• TEXT UNDER STUDY:
● ● ● ● ●
The case relates to the practice of female circumcision practiced by the Dawoodi Bohra community, a minuscule minority within the larger umbrella of Islam. Unlike Jews and mainstream Muslims who read the Abrahamic covenant as a covenant between Abraham and God to circumcise himself and “his sons”, the Dawoodi Bohras read the covenant in a gender-neutral sense as applying to Abraham and “his children”. For women, circumcision described in their religious texts involves making a cut on the prepuce or the foreskin of the clitoris to further expose the clitoris to make it more sensitive. The practice is akin to the vaginal cosmetic surgery called clitoral hoodectomy practiced by an increasing number of women in the West to enhance sexual pleasure.
Supporting the PIL are three women of the Dawoodi Bohra faith who claim that their circumcision was performed in a manner where the clitoris itself was damaged leaving them incapable of experiencing sexual pleasure. They have the backing of the anti-FGM activists who claim that the practice is an instrument of patriarchy aimed at curbing sexual pleasure of women.
The case has caught the attention of the media for everyone loves a good fight against patriarchy and oversimplification and hyperbole have been flying thick and fast. On the other hand, the practice is sought to be defended by approximately 70,000 Dawoodi Borha women, constituting half the adult women of the community in India, who are crying cultural imperialism. These women have come to court arguing that their right to be circumcised and to circumcise their daughters is protected by the right to freedom of religion protected by Article 25 of the constitution.
These women have cited 10th-century texts to show that sexual pleasure of a woman is central to the tenets of the faith. When dealing with the question of rights and duties of spouses to each other, the texts actually impose a duty on the man to ensure that the woman climaxes before he does. These women have also presented texts that show that the reason for the practice apart from ritual purity is that it is better for the woman “near her husband”. The esoteric meaning of circumcision of the man and the woman is described in the texts by the analogy of the unsheathing of the tongue represented by the penis and the ear represented by the vagina to enable the transfer of spiritual knowledge from the tutor represented by the man to the disciple represented by the woman. The court has during the proceedings observed that any interference with the bodily integrity of the child compromises the child’s right to privacy. The court also appears to have latched on to a particular translation where “better for you (the woman) near your husband” is translated as “better for your husband”. Reading this together with the esoteric meaning, the observations of the court suggest that this is derogatory to women and hence contrary to morality, which is a ground on which the right to freedom of religion can be restricted. The court’s observations that no progressive modern woman can possibly want this for herself are being seen by these women as denying them agency.
And it is here that the observations of the Supreme Court in Navtej Johar are to be tested as an unpopular position comes into conflict with prevalent social morality. Is the court to judge morality from the perspective of a neo-liberal agnostic judge and wade through religious texts to see if they appeal to its sense of reason? The esoteric idea of the man as the tutor/guru/divine, the woman as the disciple and their confluence being the analogy for the attainment of spiritual knowledge or salvation pervades Bhakti and Sufi poetry and literature, the two most inclusive and egalitarian forms of Hinduism and Islam, respectively.
● ● ● ● ●
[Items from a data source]
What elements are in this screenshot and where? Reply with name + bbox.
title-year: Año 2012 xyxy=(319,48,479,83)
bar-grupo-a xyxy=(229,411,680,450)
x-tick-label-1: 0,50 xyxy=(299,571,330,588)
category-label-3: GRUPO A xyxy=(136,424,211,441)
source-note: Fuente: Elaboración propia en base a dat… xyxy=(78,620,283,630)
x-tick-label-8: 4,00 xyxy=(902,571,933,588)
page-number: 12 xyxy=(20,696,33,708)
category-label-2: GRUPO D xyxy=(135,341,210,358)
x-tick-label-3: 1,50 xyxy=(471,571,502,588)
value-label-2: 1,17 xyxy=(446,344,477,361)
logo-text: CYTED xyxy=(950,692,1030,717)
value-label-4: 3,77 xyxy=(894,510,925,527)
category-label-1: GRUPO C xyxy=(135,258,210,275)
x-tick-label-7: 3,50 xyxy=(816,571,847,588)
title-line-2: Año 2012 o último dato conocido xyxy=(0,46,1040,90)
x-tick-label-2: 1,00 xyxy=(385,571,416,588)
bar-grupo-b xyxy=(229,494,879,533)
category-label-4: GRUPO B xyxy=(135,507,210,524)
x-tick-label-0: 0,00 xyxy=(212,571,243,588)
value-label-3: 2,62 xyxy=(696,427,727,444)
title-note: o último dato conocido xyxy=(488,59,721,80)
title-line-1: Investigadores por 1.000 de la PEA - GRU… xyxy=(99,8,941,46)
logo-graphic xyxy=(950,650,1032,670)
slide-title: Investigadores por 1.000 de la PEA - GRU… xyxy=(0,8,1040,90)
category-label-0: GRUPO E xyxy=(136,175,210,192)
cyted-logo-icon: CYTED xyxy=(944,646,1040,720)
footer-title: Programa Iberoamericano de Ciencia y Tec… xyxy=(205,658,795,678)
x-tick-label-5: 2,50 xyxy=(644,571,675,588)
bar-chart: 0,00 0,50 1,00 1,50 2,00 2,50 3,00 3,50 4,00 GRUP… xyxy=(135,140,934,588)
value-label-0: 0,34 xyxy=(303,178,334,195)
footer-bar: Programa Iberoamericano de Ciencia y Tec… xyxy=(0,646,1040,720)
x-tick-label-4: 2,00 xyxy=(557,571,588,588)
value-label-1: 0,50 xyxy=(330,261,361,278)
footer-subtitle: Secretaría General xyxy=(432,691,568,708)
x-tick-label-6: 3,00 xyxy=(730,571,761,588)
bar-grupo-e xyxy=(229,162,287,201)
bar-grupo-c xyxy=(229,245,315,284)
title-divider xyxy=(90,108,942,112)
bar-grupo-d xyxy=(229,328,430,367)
● ● ● ● ●
• ACTIONS TO TAKE:
[1] Answer these questions from the text on the Dawoodi Bohra circumcision case:
(a) About how many Dawoodi Bohra women are defending the practice?
(b) Which article of the constitution do these women say protects their right?
(c) From what century are the texts these women cite?
[2] Extend the text on the Dawoodi Bohra circumcision case, picking up right after its last sentence.

• EXPECTED RESPONSES:
[1]
(a) Approximately 70,000, half the adult women of the community in India.
(b) Article 25.
(c) The 10th century.

[2]
Amir Khusro, expresses his devotion in the voice of a woman in love with his guru, Hazrat Nizamuddin Aulia and sings “Ghar Naari Gawaari Chahe Jo Kahe, Mein Nizam Se Naina Lagaayi Re” and “Khusro Rain Suhag Ki Main Jaagun Pee Ke Sang, Tan Mora Mann Piya Ka Jo Dono Ek Hi Rang”. In a similar vein is the poetry of Mirabai, Surdas, Tukaram and a host of Bhakti reformers with Krishna taking the place of the object of love. The idea of the penis as the giver of knowledge and the vagina as the recipient is comparable to the Hindu traditions of Shiva symbolised by the phallus being knowledge or consciousness and Shakti, the feminine, a reflection of the world of illusions, being the seeker of knowledge and their conjugal dance being symbolic of the seeker receiving knowledge and thereby attaining salvation.
Is the Supreme Court to sit in judgment over all these traditions and test if they are derogatory to women? Is the Bhakti tradition of Krishna devotion in Hinduism to be reduced to its metaphor of eve-teasing (“Mohe Panghat Pe Nandlal Ched Gayo Re”) and tested to see if it agrees with a neo-liberal idea of women’s empowerment?
Is the right to bring up children within the folds of religion, without interference from neighbours and their opinions on child-rearing, not equally a part of the right to privacy? Do ear and nose piercings of children not similarly impinge upon their bodily integrity before they are capable of giving consent? Or is making little holes in the human body to hang baubles for decoration more in keeping with constitutional morality than all things religious?
The court is also relying on a WHO classification of FGM which does not differentiate between circumcision and mutilation. Here too, the court would do well to remind itself that until recently, the WHO classified homosexuality as a mental health disorder. Like this court, the WHO too has flowed with the tide.
I do not seek here to defend the practice. The question of whether the practice is harmful to health is still at large and will have to be adjudicated upon by the Supreme Court since “health” is another ground for limiting the right to freedom of religion under Article 25.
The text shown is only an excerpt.